**Extracted entries:**
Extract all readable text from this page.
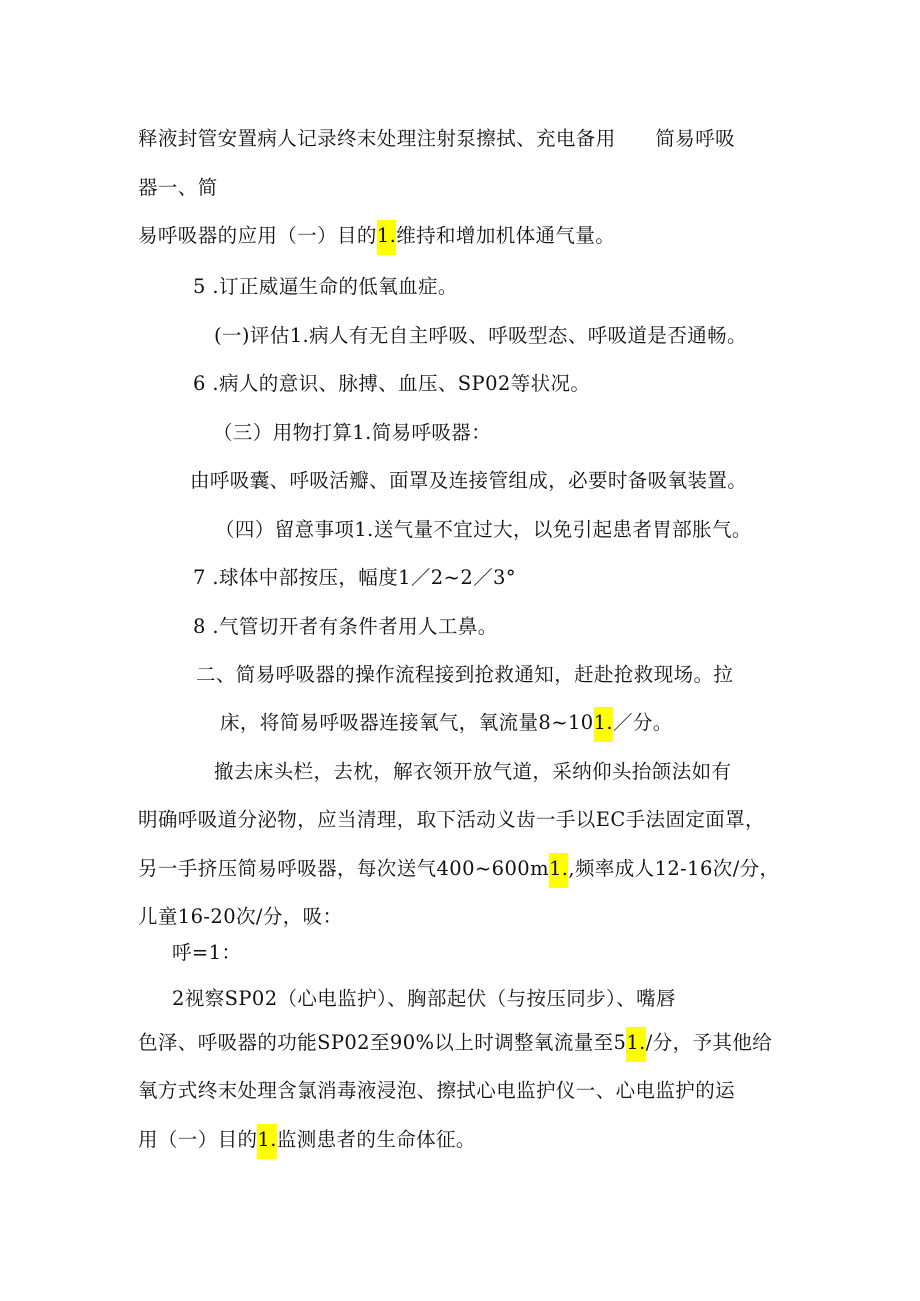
释液封管安置病人记录终末处理注射泵擦拭、充电备用　　简易呼吸
器一、简
易呼吸器的应用（一）目的1.维持和增加机体通气量。
5 .订正威逼生命的低氧血症。
(一)评估1.病人有无自主呼吸、呼吸型态、呼吸道是否通畅。
6 .病人的意识、脉搏、血压、SP02等状况。
（三）用物打算1.简易呼吸器：
由呼吸囊、呼吸活瓣、面罩及连接管组成，必要时备吸氧装置。
（四）留意事项1.送气量不宜过大，以免引起患者胃部胀气。
7 .球体中部按压，幅度1／2~2／3°
8 .气管切开者有条件者用人工鼻。
二、简易呼吸器的操作流程接到抢救通知，赶赴抢救现场。拉
床，将简易呼吸器连接氧气，氧流量8~101.／分。
撤去床头栏，去枕，解衣领开放气道，采纳仰头抬颌法如有
明确呼吸道分泌物，应当清理，取下活动义齿一手以EC手法固定面罩，
另一手挤压简易呼吸器，每次送气400~600m1.,频率成人12-16次/分，
儿童16-20次/分，吸：
呼=1：
2视察SP02（心电监护）、胸部起伏（与按压同步）、嘴唇
色泽、呼吸器的功能SP02至90%以上时调整氧流量至51./分，予其他给
氧方式终末处理含氯消毒液浸泡、擦拭心电监护仪一、心电监护的运
用（一）目的1.监测患者的生命体征。
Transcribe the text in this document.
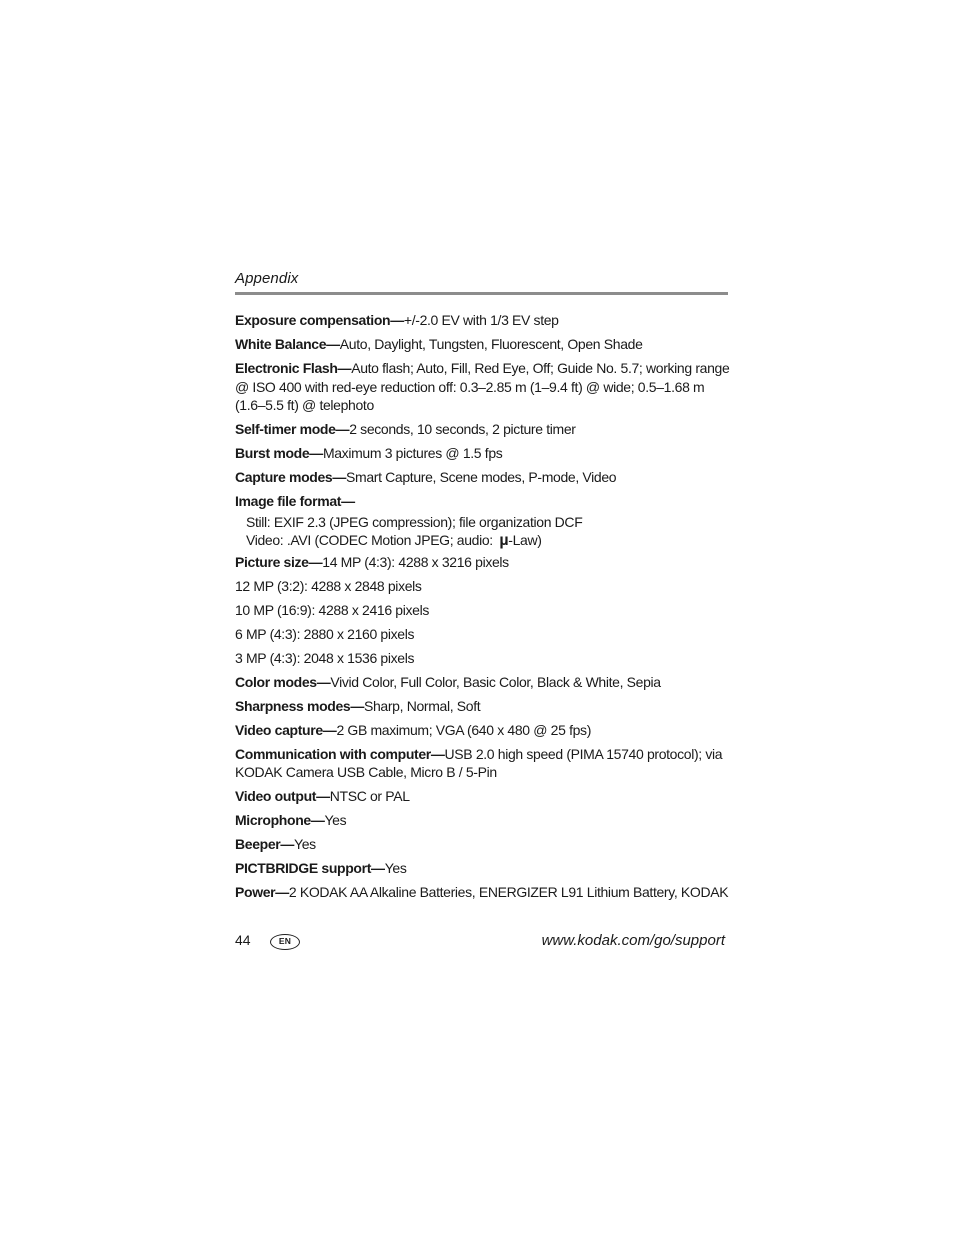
Appendix
Exposure compensation—+/-2.0 EV with 1/3 EV step
White Balance—Auto, Daylight, Tungsten, Fluorescent, Open Shade
Electronic Flash—Auto flash; Auto, Fill, Red Eye, Off; Guide No. 5.7; working range @ ISO 400 with red-eye reduction off: 0.3–2.85 m (1–9.4 ft) @ wide; 0.5–1.68 m (1.6–5.5 ft) @ telephoto
Self-timer mode—2 seconds, 10 seconds, 2 picture timer
Burst mode—Maximum 3 pictures @ 1.5 fps
Capture modes—Smart Capture, Scene modes, P-mode, Video
Image file format—
Still: EXIF 2.3 (JPEG compression); file organization DCF
Video: .AVI (CODEC Motion JPEG; audio: µ-Law)
Picture size—14 MP (4:3): 4288 x 3216 pixels
12 MP (3:2): 4288 x 2848 pixels
10 MP (16:9): 4288 x 2416 pixels
6 MP (4:3): 2880 x 2160 pixels
3 MP (4:3): 2048 x 1536 pixels
Color modes—Vivid Color, Full Color, Basic Color, Black & White, Sepia
Sharpness modes—Sharp, Normal, Soft
Video capture—2 GB maximum; VGA (640 x 480 @ 25 fps)
Communication with computer—USB 2.0 high speed (PIMA 15740 protocol); via KODAK Camera USB Cable, Micro B / 5-Pin
Video output—NTSC or PAL
Microphone—Yes
Beeper—Yes
PICTBRIDGE support—Yes
Power—2 KODAK AA Alkaline Batteries, ENERGIZER L91 Lithium Battery, KODAK
44	EN	www.kodak.com/go/support
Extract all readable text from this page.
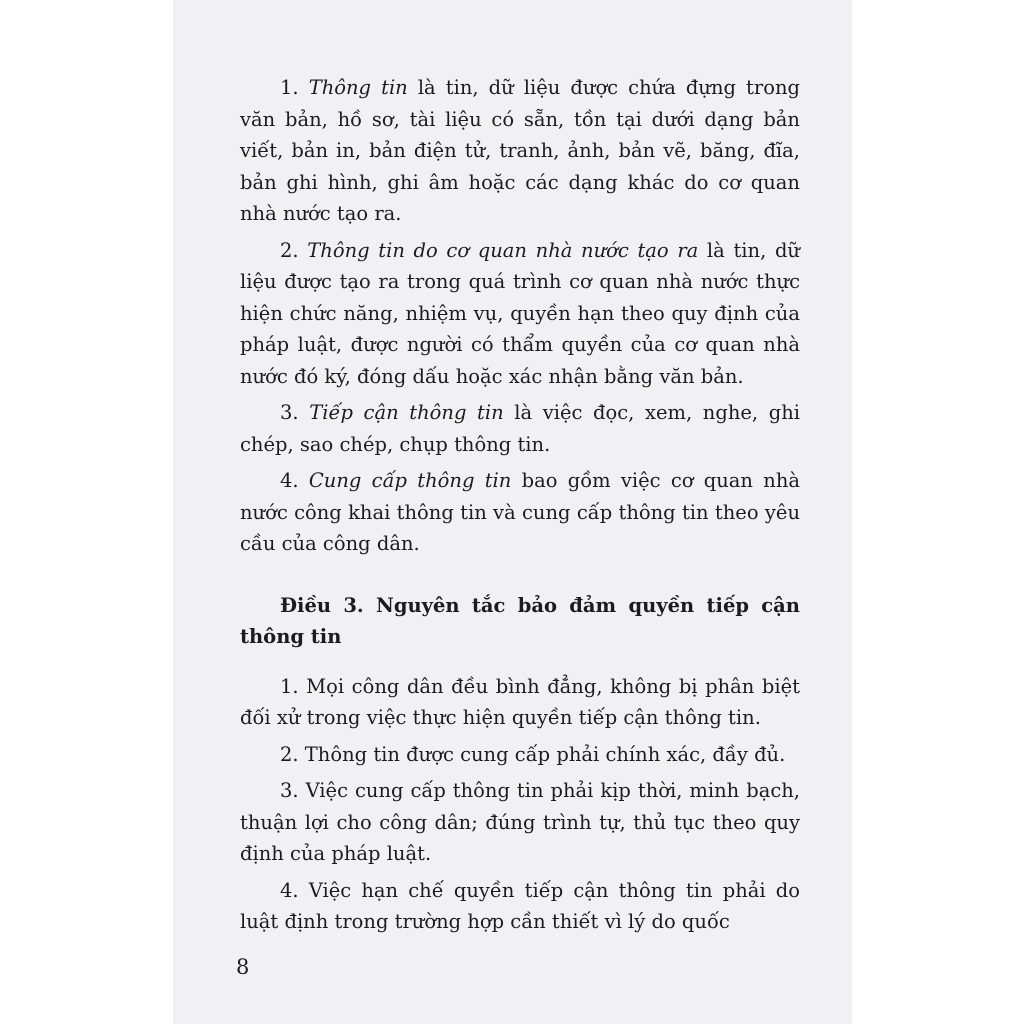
1. Thông tin là tin, dữ liệu được chứa đựng trong văn bản, hồ sơ, tài liệu có sẵn, tồn tại dưới dạng bản viết, bản in, bản điện tử, tranh, ảnh, bản vẽ, băng, đĩa, bản ghi hình, ghi âm hoặc các dạng khác do cơ quan nhà nước tạo ra.

2. Thông tin do cơ quan nhà nước tạo ra là tin, dữ liệu được tạo ra trong quá trình cơ quan nhà nước thực hiện chức năng, nhiệm vụ, quyền hạn theo quy định của pháp luật, được người có thẩm quyền của cơ quan nhà nước đó ký, đóng dấu hoặc xác nhận bằng văn bản.

3. Tiếp cận thông tin là việc đọc, xem, nghe, ghi chép, sao chép, chụp thông tin.

4. Cung cấp thông tin bao gồm việc cơ quan nhà nước công khai thông tin và cung cấp thông tin theo yêu cầu của công dân.

Điều 3. Nguyên tắc bảo đảm quyền tiếp cận thông tin

1. Mọi công dân đều bình đẳng, không bị phân biệt đối xử trong việc thực hiện quyền tiếp cận thông tin.

2. Thông tin được cung cấp phải chính xác, đầy đủ.

3. Việc cung cấp thông tin phải kịp thời, minh bạch, thuận lợi cho công dân; đúng trình tự, thủ tục theo quy định của pháp luật.

4. Việc hạn chế quyền tiếp cận thông tin phải do luật định trong trường hợp cần thiết vì lý do quốc

8
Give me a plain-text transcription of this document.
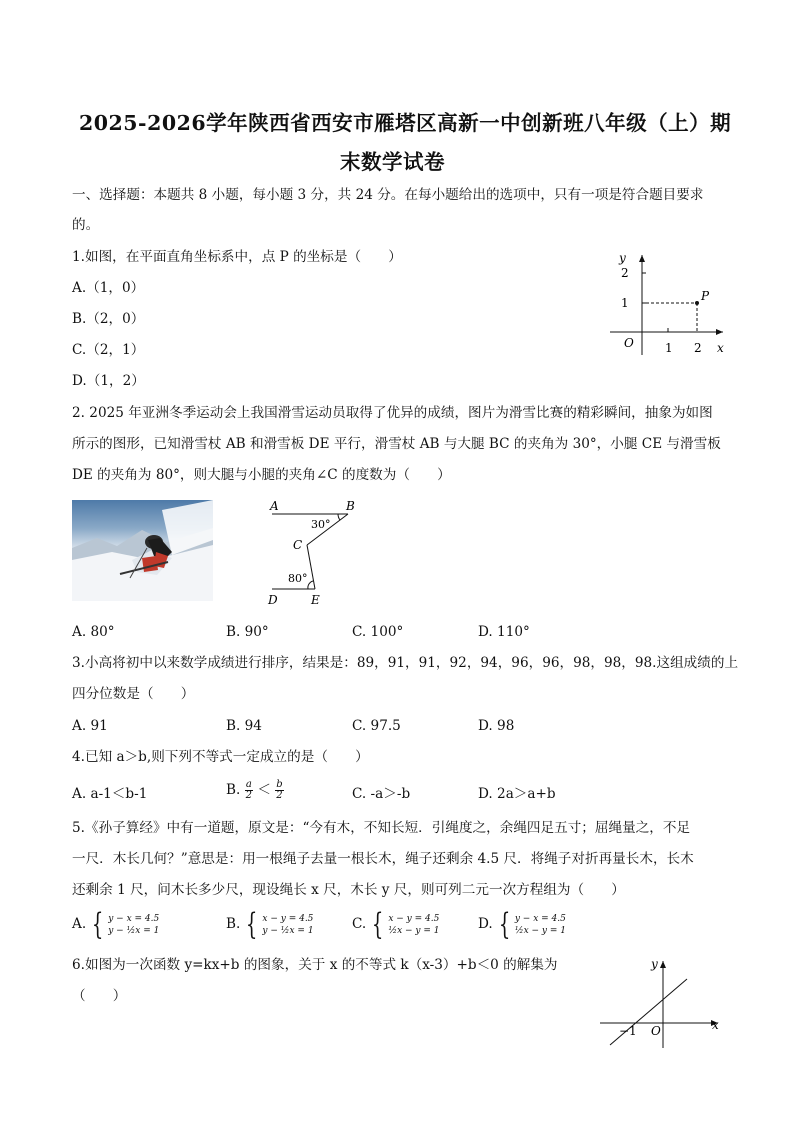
2025-2026学年陕西省西安市雁塔区高新一中创新班八年级（上）期
末数学试卷
一、选择题：本题共 8 小题，每小题 3 分，共 24 分。在每小题给出的选项中，只有一项是符合题目要求
的。
1.如图，在平面直角坐标系中，点 P 的坐标是（　　）
A.（1，0）
B.（2，0）
C.（2，1）
D.（1，2）
y
x
O
2
1
1 2
P
2. 2025 年亚洲冬季运动会上我国滑雪运动员取得了优异的成绩，图片为滑雪比赛的精彩瞬间，抽象为如图
所示的图形，已知滑雪杖 AB 和滑雪板 DE 平行，滑雪杖 AB 与大腿 BC 的夹角为 30°，小腿 CE 与滑雪板
DE 的夹角为 80°，则大腿与小腿的夹角∠C 的度数为（　　）
A	B
C
D	E
30°
80°
A. 80°	B. 90°	C. 100°	D. 110°
3.小高将初中以来数学成绩进行排序，结果是：89，91，91，92，94，96，96，98，98，98.这组成绩的上
四分位数是（　　）
A. 91	B. 94	C. 97.5	D. 98
4.已知 a＞b,则下列不等式一定成立的是（　　）
A. a-1＜b-1	B. $\frac{a}{2} < \frac{b}{2}$	C. -a＞-b	D. 2a＞a+b
5.《孙子算经》中有一道题，原文是：“今有木，不知长短．引绳度之，余绳四足五寸；屈绳量之，不足
一尺．木长几何？”意思是：用一根绳子去量一根长木，绳子还剩余 4.5 尺．将绳子对折再量长木，长木
还剩余 1 尺，问木长多少尺，现设绳长 x 尺，木长 y 尺，则可列二元一次方程组为（　　）
A. { y − x = 4.5
y − ½x = 1	B. { x − y = 4.5
y − ½x = 1	C. { x − y = 4.5
½x − y = 1	D. { y − x = 4.5
½x − y = 1
6.如图为一次函数 y=kx+b 的图象，关于 x 的不等式 k（x-3）+b＜0 的解集为
（　　）
y
x
O
−1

**Exercise aim:** Your task is to retype all the entries exactly and leave out any pictures.

**Full answer:**
Extract all readable text from this page.
释液封管安置病人记录终末处理注射泵擦拭、充电备用　　简易呼吸
器一、简
易呼吸器的应用（一）目的1.维持和增加机体通气量。
5 .订正威逼生命的低氧血症。
(一)评估1.病人有无自主呼吸、呼吸型态、呼吸道是否通畅。
6 .病人的意识、脉搏、血压、SP02等状况。
（三）用物打算1.简易呼吸器：
由呼吸囊、呼吸活瓣、面罩及连接管组成，必要时备吸氧装置。
（四）留意事项1.送气量不宜过大，以免引起患者胃部胀气。
7 .球体中部按压，幅度1／2~2／3°
8 .气管切开者有条件者用人工鼻。
二、简易呼吸器的操作流程接到抢救通知，赶赴抢救现场。拉
床，将简易呼吸器连接氧气，氧流量8~101.／分。
撤去床头栏，去枕，解衣领开放气道，采纳仰头抬颌法如有
明确呼吸道分泌物，应当清理，取下活动义齿一手以EC手法固定面罩，
另一手挤压简易呼吸器，每次送气400~600m1.,频率成人12-16次/分，
儿童16-20次/分，吸：
呼=1：
2视察SP02（心电监护）、胸部起伏（与按压同步）、嘴唇
色泽、呼吸器的功能SP02至90%以上时调整氧流量至51./分，予其他给
氧方式终末处理含氯消毒液浸泡、擦拭心电监护仪一、心电监护的运
用（一）目的1.监测患者的生命体征。
Transcribe the text in this document.
Appendix
Exposure compensation—+/-2.0 EV with 1/3 EV step
White Balance—Auto, Daylight, Tungsten, Fluorescent, Open Shade
Electronic Flash—Auto flash; Auto, Fill, Red Eye, Off; Guide No. 5.7; working range @ ISO 400 with red-eye reduction off: 0.3–2.85 m (1–9.4 ft) @ wide; 0.5–1.68 m (1.6–5.5 ft) @ telephoto
Self-timer mode—2 seconds, 10 seconds, 2 picture timer
Burst mode—Maximum 3 pictures @ 1.5 fps
Capture modes—Smart Capture, Scene modes, P-mode, Video
Image file format—
Still: EXIF 2.3 (JPEG compression); file organization DCF
Video: .AVI (CODEC Motion JPEG; audio: µ-Law)
Picture size—14 MP (4:3): 4288 x 3216 pixels
12 MP (3:2): 4288 x 2848 pixels
10 MP (16:9): 4288 x 2416 pixels
6 MP (4:3): 2880 x 2160 pixels
3 MP (4:3): 2048 x 1536 pixels
Color modes—Vivid Color, Full Color, Basic Color, Black & White, Sepia
Sharpness modes—Sharp, Normal, Soft
Video capture—2 GB maximum; VGA (640 x 480 @ 25 fps)
Communication with computer—USB 2.0 high speed (PIMA 15740 protocol); via KODAK Camera USB Cable, Micro B / 5-Pin
Video output—NTSC or PAL
Microphone—Yes
Beeper—Yes
PICTBRIDGE support—Yes
Power—2 KODAK AA Alkaline Batteries, ENERGIZER L91 Lithium Battery, KODAK
44	EN	www.kodak.com/go/support
Extract all readable text from this page.
1. Thông tin là tin, dữ liệu được chứa đựng trong văn bản, hồ sơ, tài liệu có sẵn, tồn tại dưới dạng bản viết, bản in, bản điện tử, tranh, ảnh, bản vẽ, băng, đĩa, bản ghi hình, ghi âm hoặc các dạng khác do cơ quan nhà nước tạo ra.

2. Thông tin do cơ quan nhà nước tạo ra là tin, dữ liệu được tạo ra trong quá trình cơ quan nhà nước thực hiện chức năng, nhiệm vụ, quyền hạn theo quy định của pháp luật, được người có thẩm quyền của cơ quan nhà nước đó ký, đóng dấu hoặc xác nhận bằng văn bản.

3. Tiếp cận thông tin là việc đọc, xem, nghe, ghi chép, sao chép, chụp thông tin.

4. Cung cấp thông tin bao gồm việc cơ quan nhà nước công khai thông tin và cung cấp thông tin theo yêu cầu của công dân.

Điều 3. Nguyên tắc bảo đảm quyền tiếp cận thông tin

1. Mọi công dân đều bình đẳng, không bị phân biệt đối xử trong việc thực hiện quyền tiếp cận thông tin.

2. Thông tin được cung cấp phải chính xác, đầy đủ.

3. Việc cung cấp thông tin phải kịp thời, minh bạch, thuận lợi cho công dân; đúng trình tự, thủ tục theo quy định của pháp luật.

4. Việc hạn chế quyền tiếp cận thông tin phải do luật định trong trường hợp cần thiết vì lý do quốc

8
Give me a plain-text transcription of this document.
2025-2026学年陕西省西安市雁塔区高新一中创新班八年级（上）期
末数学试卷
一、选择题：本题共 8 小题，每小题 3 分，共 24 分。在每小题给出的选项中，只有一项是符合题目要求
的。
1.如图，在平面直角坐标系中，点 P 的坐标是（　　）
A.（1，0）
B.（2，0）
C.（2，1）
D.（1，2）
y
x
O
2
1
1 2
P
2. 2025 年亚洲冬季运动会上我国滑雪运动员取得了优异的成绩，图片为滑雪比赛的精彩瞬间，抽象为如图
所示的图形，已知滑雪杖 AB 和滑雪板 DE 平行，滑雪杖 AB 与大腿 BC 的夹角为 30°，小腿 CE 与滑雪板
DE 的夹角为 80°，则大腿与小腿的夹角∠C 的度数为（　　）
A	B
C
D	E
30°
80°
A. 80°	B. 90°	C. 100°	D. 110°
3.小高将初中以来数学成绩进行排序，结果是：89，91，91，92，94，96，96，98，98，98.这组成绩的上
四分位数是（　　）
A. 91	B. 94	C. 97.5	D. 98
4.已知 a＞b,则下列不等式一定成立的是（　　）
A. a-1＜b-1	B. $\frac{a}{2} < \frac{b}{2}$	C. -a＞-b	D. 2a＞a+b
5.《孙子算经》中有一道题，原文是：“今有木，不知长短．引绳度之，余绳四足五寸；屈绳量之，不足
一尺．木长几何？”意思是：用一根绳子去量一根长木，绳子还剩余 4.5 尺．将绳子对折再量长木，长木
还剩余 1 尺，问木长多少尺，现设绳长 x 尺，木长 y 尺，则可列二元一次方程组为（　　）
A. { y − x = 4.5
y − ½x = 1	B. { x − y = 4.5
y − ½x = 1	C. { x − y = 4.5
½x − y = 1	D. { y − x = 4.5
½x − y = 1
6.如图为一次函数 y=kx+b 的图象，关于 x 的不等式 k（x-3）+b＜0 的解集为
（　　）
y
x
O
−1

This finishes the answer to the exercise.